Exercise aim: Make an exact transcription of the material, leaving out all images.

= = =

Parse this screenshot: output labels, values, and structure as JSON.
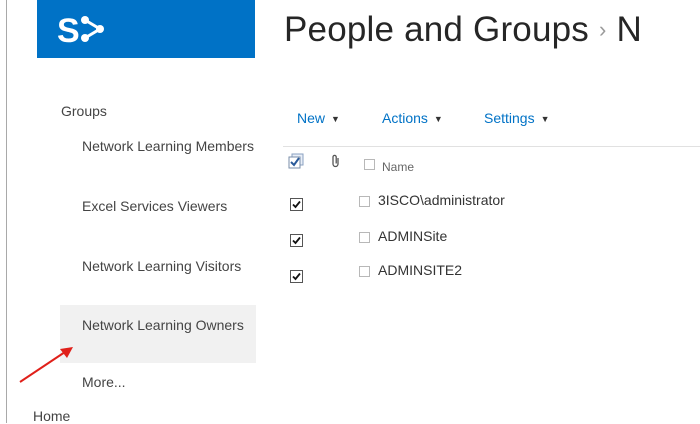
{
  "header": {
    "logo_icon": "sharepoint-logo-icon",
    "title": "People and Groups",
    "separator": "›",
    "title_continuation": "N"
  },
  "sidebar": {
    "heading": "Groups",
    "items": [
      {
        "label": "Network Learning Members",
        "selected": false
      },
      {
        "label": "Excel Services Viewers",
        "selected": false
      },
      {
        "label": "Network Learning Visitors",
        "selected": false
      },
      {
        "label": "Network Learning Owners",
        "selected": true
      },
      {
        "label": "More...",
        "selected": false
      }
    ],
    "home": "Home"
  },
  "toolbar": {
    "new_label": "New",
    "actions_label": "Actions",
    "settings_label": "Settings"
  },
  "list": {
    "columns": {
      "select_all_icon": "select-all-checkbox-icon",
      "attachment_icon": "paperclip-icon",
      "name": "Name"
    },
    "rows": [
      {
        "name": "3ISCO\\administrator",
        "checked": true
      },
      {
        "name": "ADMINSite",
        "checked": true
      },
      {
        "name": "ADMINSITE2",
        "checked": true
      }
    ]
  },
  "annotation": {
    "icon": "red-arrow-icon",
    "color": "#e0201a"
  },
  "colors": {
    "brand": "#0072c6",
    "selected_bg": "#f1f1f1"
  }
}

= = =

Answer to the exercise:
Parse this screenshot: output labels, values, and structure as JSON.
{
  "header": {
    "logo_icon": "sharepoint-logo-icon",
    "title": "People and Groups",
    "separator": "›",
    "title_continuation": "N"
  },
  "sidebar": {
    "heading": "Groups",
    "items": [
      {
        "label": "Network Learning Members",
        "selected": false
      },
      {
        "label": "Excel Services Viewers",
        "selected": false
      },
      {
        "label": "Network Learning Visitors",
        "selected": false
      },
      {
        "label": "Network Learning Owners",
        "selected": true
      },
      {
        "label": "More...",
        "selected": false
      }
    ],
    "home": "Home"
  },
  "toolbar": {
    "new_label": "New",
    "actions_label": "Actions",
    "settings_label": "Settings"
  },
  "list": {
    "columns": {
      "select_all_icon": "select-all-checkbox-icon",
      "attachment_icon": "paperclip-icon",
      "name": "Name"
    },
    "rows": [
      {
        "name": "3ISCO\\administrator",
        "checked": true
      },
      {
        "name": "ADMINSite",
        "checked": true
      },
      {
        "name": "ADMINSITE2",
        "checked": true
      }
    ]
  },
  "annotation": {
    "icon": "red-arrow-icon",
    "color": "#e0201a"
  },
  "colors": {
    "brand": "#0072c6",
    "selected_bg": "#f1f1f1"
  }
}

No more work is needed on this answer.